WHAT THIS TASK INVOLVES
Count lines with "генерації" in them. Report only the total.

THE DATA

▬▬▬▬▬▬▬▬▬▬

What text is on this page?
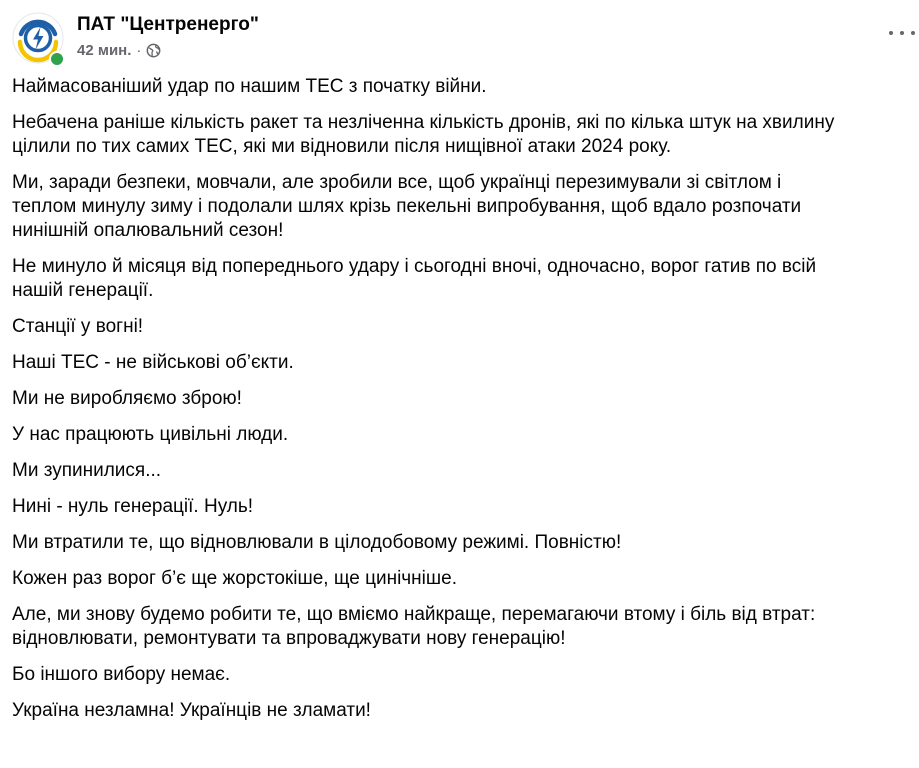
ПАТ "Центренерго"
42 мин. ·

Наймасованіший удар по нашим ТЕС з початку війни.

Небачена раніше кількість ракет та незліченна кількість дронів, які по кілька штук на хвилину
цілили по тих самих ТЕС, які ми відновили після нищівної атаки 2024 року.

Ми, заради безпеки, мовчали, але зробили все, щоб українці перезимували зі світлом і
теплом минулу зиму і подолали шлях крізь пекельні випробування, щоб вдало розпочати
нинішній опалювальний сезон!

Не минуло й місяця від попереднього удару і сьогодні вночі, одночасно, ворог гатив по всій
нашій генерації.

Станції у вогні!

Наші ТЕС - не військові об’єкти.

Ми не виробляємо зброю!

У нас працюють цивільні люди.

Ми зупинилися...

Нині - нуль генерації. Нуль!

Ми втратили те, що відновлювали в цілодобовому режимі. Повністю!

Кожен раз ворог б’є ще жорстокіше, ще цинічніше.

Але, ми знову будемо робити те, що вміємо найкраще, перемагаючи втому і біль від втрат:
відновлювати, ремонтувати та впроваджувати нову генерацію!

Бо іншого вибору немає.

Україна незламна! Українців не зламати!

▬▬▬▬▬▬▬▬▬▬

WRITTEN ANSWER
2